- Provided data -
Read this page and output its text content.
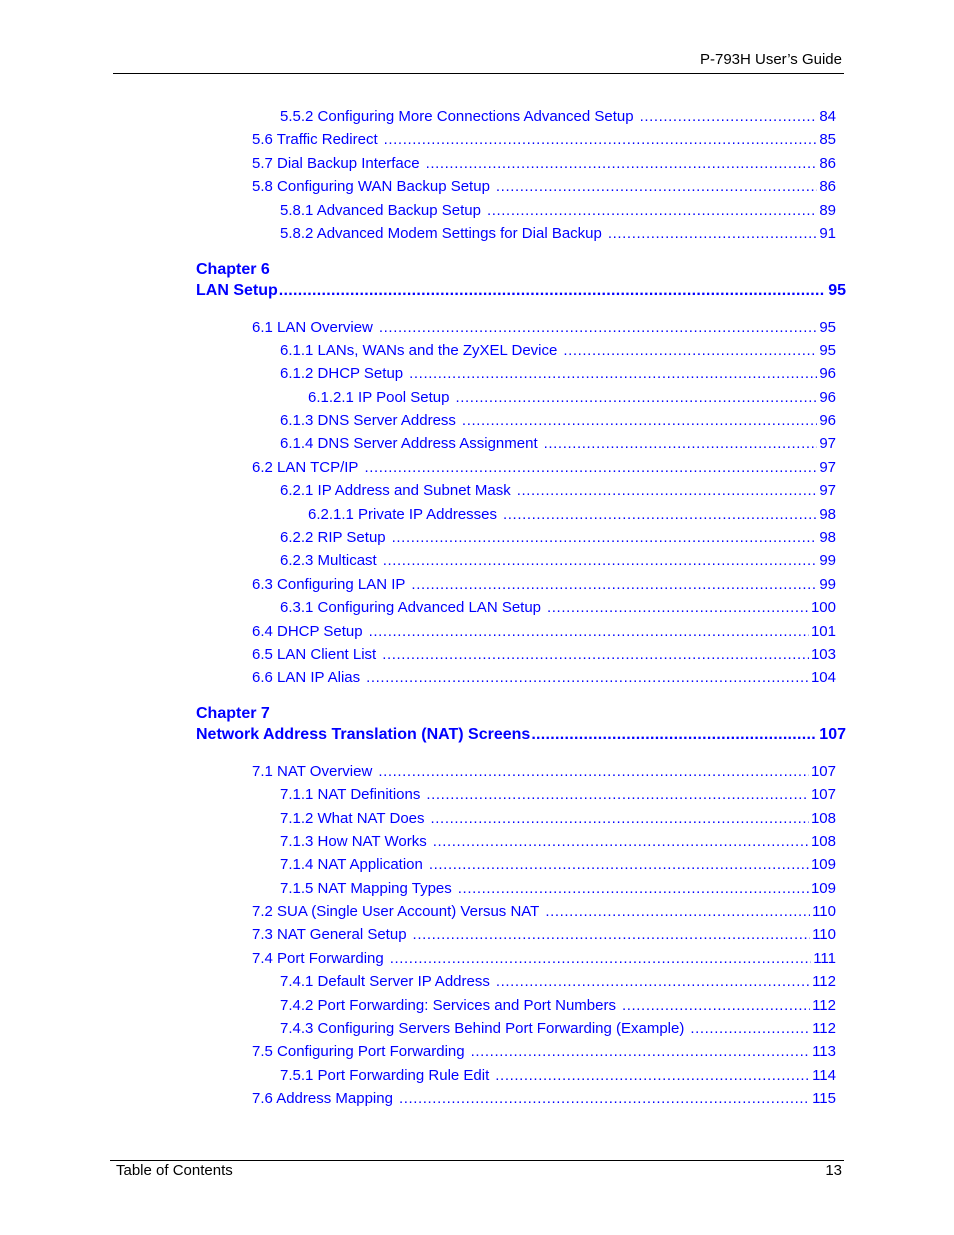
P-793H User’s Guide
5.5.2 Configuring More Connections Advanced Setup .....	84
5.6 Traffic Redirect .....	85
5.7 Dial Backup Interface .....	86
5.8 Configuring WAN Backup Setup .....	86
5.8.1 Advanced Backup Setup .....	89
5.8.2 Advanced Modem Settings for Dial Backup .....	91
Chapter 6
LAN Setup .....	95
6.1 LAN Overview .....	95
6.1.1 LANs, WANs and the ZyXEL Device .....	95
6.1.2 DHCP Setup .....	96
6.1.2.1 IP Pool Setup .....	96
6.1.3 DNS Server Address .....	96
6.1.4 DNS Server Address Assignment .....	97
6.2 LAN TCP/IP .....	97
6.2.1 IP Address and Subnet Mask .....	97
6.2.1.1 Private IP Addresses .....	98
6.2.2 RIP Setup .....	98
6.2.3 Multicast .....	99
6.3 Configuring LAN IP .....	99
6.3.1 Configuring Advanced LAN Setup .....	100
6.4 DHCP Setup .....	101
6.5 LAN Client List .....	103
6.6 LAN IP Alias .....	104
Chapter 7
Network Address Translation (NAT) Screens .....	107
7.1 NAT Overview .....	107
7.1.1 NAT Definitions .....	107
7.1.2 What NAT Does .....	108
7.1.3 How NAT Works .....	108
7.1.4 NAT Application .....	109
7.1.5 NAT Mapping Types .....	109
7.2 SUA (Single User Account) Versus NAT .....	110
7.3 NAT General Setup .....	110
7.4 Port Forwarding .....	111
7.4.1 Default Server IP Address .....	112
7.4.2 Port Forwarding: Services and Port Numbers .....	112
7.4.3 Configuring Servers Behind Port Forwarding (Example) .....	112
7.5 Configuring Port Forwarding .....	113
7.5.1 Port Forwarding Rule Edit .....	114
7.6 Address Mapping .....	115
Table of Contents	13
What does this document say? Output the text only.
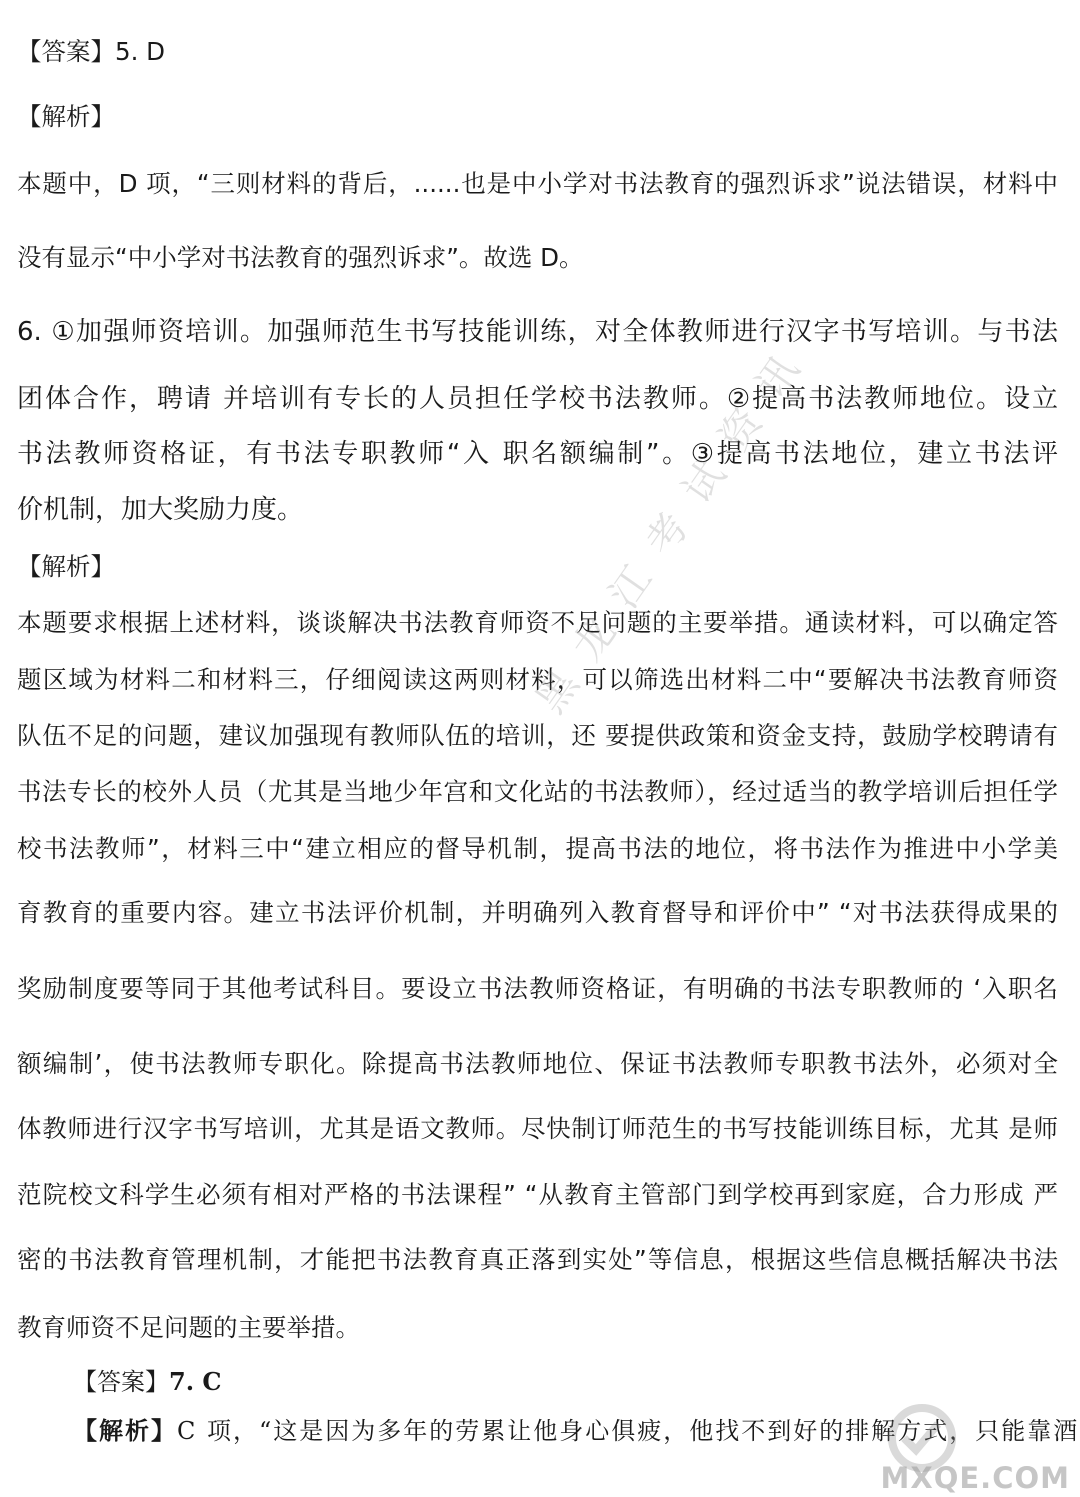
【答案】5. D
【解析】
本题中，D 项，“三则材料的背后，......也是中小学对书法教育的强烈诉求”说法错误，材料中
没有显示“中小学对书法教育的强烈诉求”。故选 D。
6. ①加强师资培训。加强师范生书写技能训练，对全体教师进行汉字书写培训。与书法
团体合作，聘请 并培训有专长的人员担任学校书法教师。②提高书法教师地位。设立
书法教师资格证，有书法专职教师“入 职名额编制”。③提高书法地位，建立书法评
价机制，加大奖励力度。
【解析】
本题要求根据上述材料，谈谈解决书法教育师资不足问题的主要举措。通读材料，可以确定答
题区域为材料二和材料三，仔细阅读这两则材料，可以筛选出材料二中“要解决书法教育师资
队伍不足的问题，建议加强现有教师队伍的培训，还 要提供政策和资金支持，鼓励学校聘请有
书法专长的校外人员（尤其是当地少年宫和文化站的书法教师），经过适当的教学培训后担任学
校书法教师”，材料三中“建立相应的督导机制，提高书法的地位，将书法作为推进中小学美
育教育的重要内容。建立书法评价机制，并明确列入教育督导和评价中” “对书法获得成果的
奖励制度要等同于其他考试科目。要设立书法教师资格证，有明确的书法专职教师的 ‘入职名
额编制’，使书法教师专职化。除提高书法教师地位、保证书法教师专职教书法外，必须对全
体教师进行汉字书写培训，尤其是语文教师。尽快制订师范生的书写技能训练目标，尤其 是师
范院校文科学生必须有相对严格的书法课程” “从教育主管部门到学校再到家庭，合力形成 严
密的书法教育管理机制，才能把书法教育真正落到实处”等信息，根据这些信息概括解决书法
教育师资不足问题的主要举措。
【答案】7. C
【解析】C 项，“这是因为多年的劳累让他身心俱疲，他找不到好的排解方式，只能靠酒
黑龙江考试资讯
MXQE.COM
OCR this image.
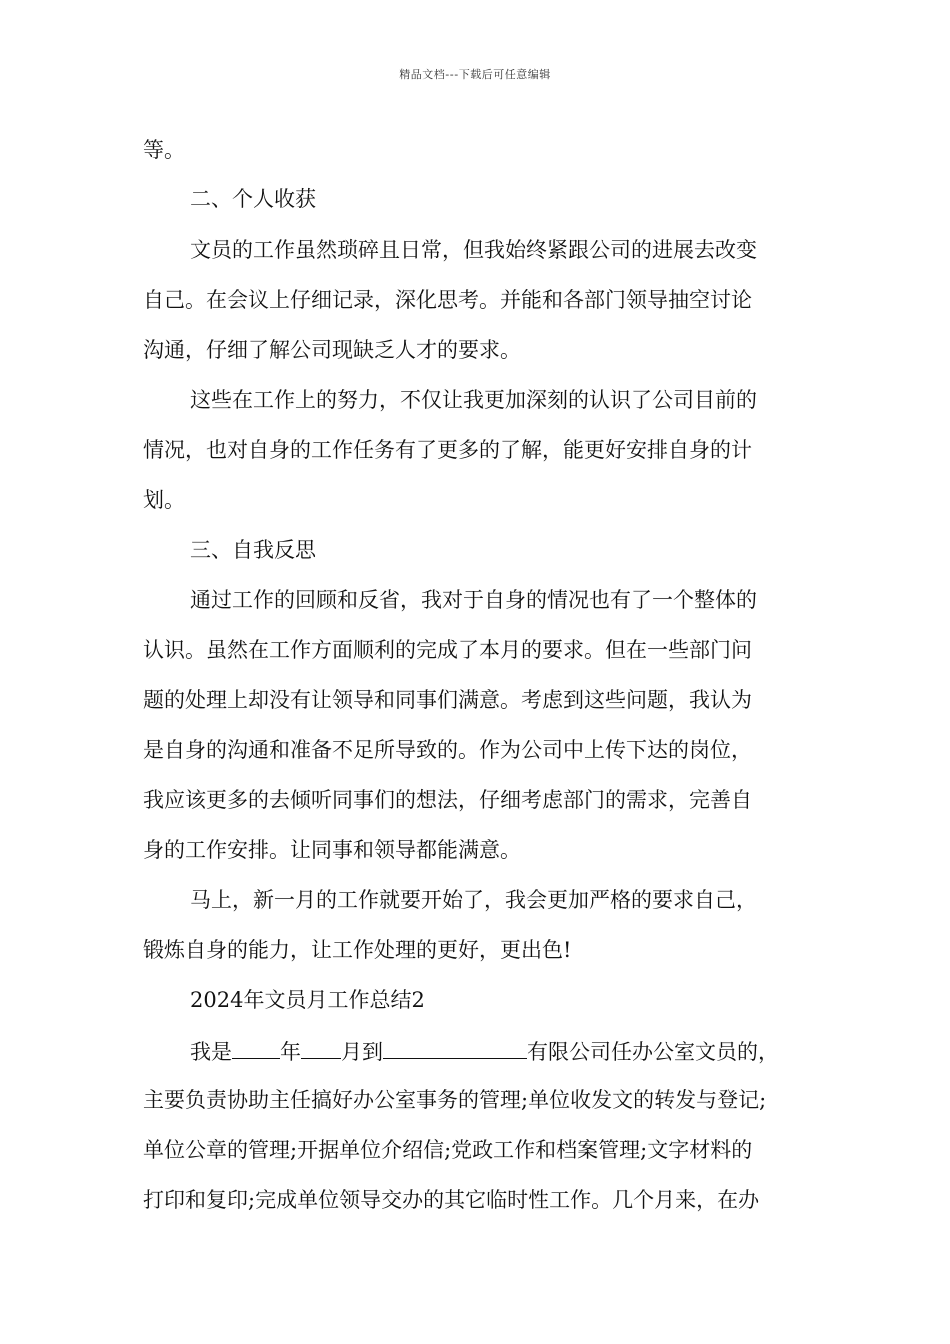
精品文档---下载后可任意编辑
等。
二、个人收获
文员的工作虽然琐碎且日常，但我始终紧跟公司的进展去改变
自己。在会议上仔细记录，深化思考。并能和各部门领导抽空讨论
沟通，仔细了解公司现缺乏人才的要求。
这些在工作上的努力，不仅让我更加深刻的认识了公司目前的
情况，也对自身的工作任务有了更多的了解，能更好安排自身的计
划。
三、自我反思
通过工作的回顾和反省，我对于自身的情况也有了一个整体的
认识。虽然在工作方面顺利的完成了本月的要求。但在一些部门问
题的处理上却没有让领导和同事们满意。考虑到这些问题，我认为
是自身的沟通和准备不足所导致的。作为公司中上传下达的岗位，
我应该更多的去倾听同事们的想法，仔细考虑部门的需求，完善自
身的工作安排。让同事和领导都能满意。
马上，新一月的工作就要开始了，我会更加严格的要求自己，
锻炼自身的能力，让工作处理的更好，更出色!
2024年文员月工作总结2
我是 年 月到	有限公司任办公室文员的，
主要负责协助主任搞好办公室事务的管理;单位收发文的转发与登记;
单位公章的管理;开据单位介绍信;党政工作和档案管理;文字材料的
打印和复印;完成单位领导交办的其它临时性工作。几个月来，在办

- Job -
Filter the entries down to the lines with the word "Backup" in them.

- Correct answer -
5.7 Dial Backup Interface .....	86
5.8 Configuring WAN Backup Setup .....	86
5.8.1 Advanced Backup Setup .....	89
5.8.2 Advanced Modem Settings for Dial Backup .....	91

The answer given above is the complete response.